— begin —

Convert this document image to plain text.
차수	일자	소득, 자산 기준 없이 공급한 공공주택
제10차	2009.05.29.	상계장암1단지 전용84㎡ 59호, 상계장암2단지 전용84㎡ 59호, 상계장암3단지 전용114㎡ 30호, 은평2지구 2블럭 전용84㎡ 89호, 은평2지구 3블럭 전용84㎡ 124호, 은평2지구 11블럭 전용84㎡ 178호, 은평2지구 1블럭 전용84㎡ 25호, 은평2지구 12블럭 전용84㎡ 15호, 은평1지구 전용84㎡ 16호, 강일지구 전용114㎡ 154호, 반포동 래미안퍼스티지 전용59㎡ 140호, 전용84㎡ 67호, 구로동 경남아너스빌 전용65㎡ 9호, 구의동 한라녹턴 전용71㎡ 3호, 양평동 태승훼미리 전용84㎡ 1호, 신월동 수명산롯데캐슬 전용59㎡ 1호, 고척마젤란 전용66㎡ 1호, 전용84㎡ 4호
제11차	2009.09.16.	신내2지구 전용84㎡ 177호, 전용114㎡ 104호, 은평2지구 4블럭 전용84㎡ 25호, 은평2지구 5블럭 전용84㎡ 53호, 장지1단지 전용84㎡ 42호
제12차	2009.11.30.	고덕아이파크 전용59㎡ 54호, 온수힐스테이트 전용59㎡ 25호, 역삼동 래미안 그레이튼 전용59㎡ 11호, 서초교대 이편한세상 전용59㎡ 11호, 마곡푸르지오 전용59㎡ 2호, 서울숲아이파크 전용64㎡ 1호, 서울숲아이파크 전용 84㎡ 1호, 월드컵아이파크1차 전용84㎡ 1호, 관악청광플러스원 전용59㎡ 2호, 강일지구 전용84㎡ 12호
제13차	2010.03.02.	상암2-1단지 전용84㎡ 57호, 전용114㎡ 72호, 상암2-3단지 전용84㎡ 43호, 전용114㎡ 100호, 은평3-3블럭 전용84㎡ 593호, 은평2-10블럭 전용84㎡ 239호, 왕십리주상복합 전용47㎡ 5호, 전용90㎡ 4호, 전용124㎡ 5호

— end —

## The request
Reproduce the listing shown above in its entirety, exactly.

## Task result
Convert this document image to plain text.
차수	일자	소득, 자산 기준 없이 공급한 공공주택
제10차	2009.05.29.	상계장암1단지 전용84㎡ 59호, 상계장암2단지 전용84㎡ 59호, 상계장암3단지 전용114㎡ 30호, 은평2지구 2블럭 전용84㎡ 89호, 은평2지구 3블럭 전용84㎡ 124호, 은평2지구 11블럭 전용84㎡ 178호, 은평2지구 1블럭 전용84㎡ 25호, 은평2지구 12블럭 전용84㎡ 15호, 은평1지구 전용84㎡ 16호, 강일지구 전용114㎡ 154호, 반포동 래미안퍼스티지 전용59㎡ 140호, 전용84㎡ 67호, 구로동 경남아너스빌 전용65㎡ 9호, 구의동 한라녹턴 전용71㎡ 3호, 양평동 태승훼미리 전용84㎡ 1호, 신월동 수명산롯데캐슬 전용59㎡ 1호, 고척마젤란 전용66㎡ 1호, 전용84㎡ 4호
제11차	2009.09.16.	신내2지구 전용84㎡ 177호, 전용114㎡ 104호, 은평2지구 4블럭 전용84㎡ 25호, 은평2지구 5블럭 전용84㎡ 53호, 장지1단지 전용84㎡ 42호
제12차	2009.11.30.	고덕아이파크 전용59㎡ 54호, 온수힐스테이트 전용59㎡ 25호, 역삼동 래미안 그레이튼 전용59㎡ 11호, 서초교대 이편한세상 전용59㎡ 11호, 마곡푸르지오 전용59㎡ 2호, 서울숲아이파크 전용64㎡ 1호, 서울숲아이파크 전용 84㎡ 1호, 월드컵아이파크1차 전용84㎡ 1호, 관악청광플러스원 전용59㎡ 2호, 강일지구 전용84㎡ 12호
제13차	2010.03.02.	상암2-1단지 전용84㎡ 57호, 전용114㎡ 72호, 상암2-3단지 전용84㎡ 43호, 전용114㎡ 100호, 은평3-3블럭 전용84㎡ 593호, 은평2-10블럭 전용84㎡ 239호, 왕십리주상복합 전용47㎡ 5호, 전용90㎡ 4호, 전용124㎡ 5호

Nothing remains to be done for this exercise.